• **GIVEN INFORMATION**:
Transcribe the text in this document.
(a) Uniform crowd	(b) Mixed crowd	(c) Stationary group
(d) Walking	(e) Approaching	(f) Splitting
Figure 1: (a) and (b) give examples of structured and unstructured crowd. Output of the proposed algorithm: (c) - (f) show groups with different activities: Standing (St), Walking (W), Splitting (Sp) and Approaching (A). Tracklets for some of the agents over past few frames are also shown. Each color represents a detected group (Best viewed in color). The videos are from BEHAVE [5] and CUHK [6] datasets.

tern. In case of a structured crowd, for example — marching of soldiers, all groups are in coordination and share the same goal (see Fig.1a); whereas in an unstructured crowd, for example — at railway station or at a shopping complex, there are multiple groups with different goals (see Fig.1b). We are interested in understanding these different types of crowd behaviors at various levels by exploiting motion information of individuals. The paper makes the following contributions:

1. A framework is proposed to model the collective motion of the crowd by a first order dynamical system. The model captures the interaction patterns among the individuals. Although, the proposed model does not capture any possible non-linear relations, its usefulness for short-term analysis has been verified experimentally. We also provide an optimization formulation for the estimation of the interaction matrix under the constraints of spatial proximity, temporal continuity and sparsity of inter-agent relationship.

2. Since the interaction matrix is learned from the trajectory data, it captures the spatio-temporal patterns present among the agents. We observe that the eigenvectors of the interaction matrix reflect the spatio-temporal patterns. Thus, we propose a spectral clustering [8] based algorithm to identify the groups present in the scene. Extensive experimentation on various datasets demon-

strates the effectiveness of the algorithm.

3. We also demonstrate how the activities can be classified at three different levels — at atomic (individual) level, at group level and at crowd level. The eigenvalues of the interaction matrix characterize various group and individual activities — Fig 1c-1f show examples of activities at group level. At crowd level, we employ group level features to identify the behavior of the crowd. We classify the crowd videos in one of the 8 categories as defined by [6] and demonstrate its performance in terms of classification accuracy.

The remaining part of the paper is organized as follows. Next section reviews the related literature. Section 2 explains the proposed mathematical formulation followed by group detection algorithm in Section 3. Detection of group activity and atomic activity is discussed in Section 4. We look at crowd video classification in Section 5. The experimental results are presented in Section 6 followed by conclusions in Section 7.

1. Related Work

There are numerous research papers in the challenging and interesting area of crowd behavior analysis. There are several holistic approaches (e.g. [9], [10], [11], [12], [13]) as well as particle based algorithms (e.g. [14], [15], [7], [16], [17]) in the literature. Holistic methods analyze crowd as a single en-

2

• **DIRECTION**: Each line above is to be repeated exactly.

• **COMPLETE ANSWER**:
Transcribe the text in this document.
(a) Uniform crowd	(b) Mixed crowd	(c) Stationary group
(d) Walking	(e) Approaching	(f) Splitting
Figure 1: (a) and (b) give examples of structured and unstructured crowd. Output of the proposed algorithm: (c) - (f) show groups with different activities: Standing (St), Walking (W), Splitting (Sp) and Approaching (A). Tracklets for some of the agents over past few frames are also shown. Each color represents a detected group (Best viewed in color). The videos are from BEHAVE [5] and CUHK [6] datasets.

tern. In case of a structured crowd, for example — marching of soldiers, all groups are in coordination and share the same goal (see Fig.1a); whereas in an unstructured crowd, for example — at railway station or at a shopping complex, there are multiple groups with different goals (see Fig.1b). We are interested in understanding these different types of crowd behaviors at various levels by exploiting motion information of individuals. The paper makes the following contributions:

1. A framework is proposed to model the collective motion of the crowd by a first order dynamical system. The model captures the interaction patterns among the individuals. Although, the proposed model does not capture any possible non-linear relations, its usefulness for short-term analysis has been verified experimentally. We also provide an optimization formulation for the estimation of the interaction matrix under the constraints of spatial proximity, temporal continuity and sparsity of inter-agent relationship.

2. Since the interaction matrix is learned from the trajectory data, it captures the spatio-temporal patterns present among the agents. We observe that the eigenvectors of the interaction matrix reflect the spatio-temporal patterns. Thus, we propose a spectral clustering [8] based algorithm to identify the groups present in the scene. Extensive experimentation on various datasets demon-

strates the effectiveness of the algorithm.

3. We also demonstrate how the activities can be classified at three different levels — at atomic (individual) level, at group level and at crowd level. The eigenvalues of the interaction matrix characterize various group and individual activities — Fig 1c-1f show examples of activities at group level. At crowd level, we employ group level features to identify the behavior of the crowd. We classify the crowd videos in one of the 8 categories as defined by [6] and demonstrate its performance in terms of classification accuracy.

The remaining part of the paper is organized as follows. Next section reviews the related literature. Section 2 explains the proposed mathematical formulation followed by group detection algorithm in Section 3. Detection of group activity and atomic activity is discussed in Section 4. We look at crowd video classification in Section 5. The experimental results are presented in Section 6 followed by conclusions in Section 7.

1. Related Work

There are numerous research papers in the challenging and interesting area of crowd behavior analysis. There are several holistic approaches (e.g. [9], [10], [11], [12], [13]) as well as particle based algorithms (e.g. [14], [15], [7], [16], [17]) in the literature. Holistic methods analyze crowd as a single en-

2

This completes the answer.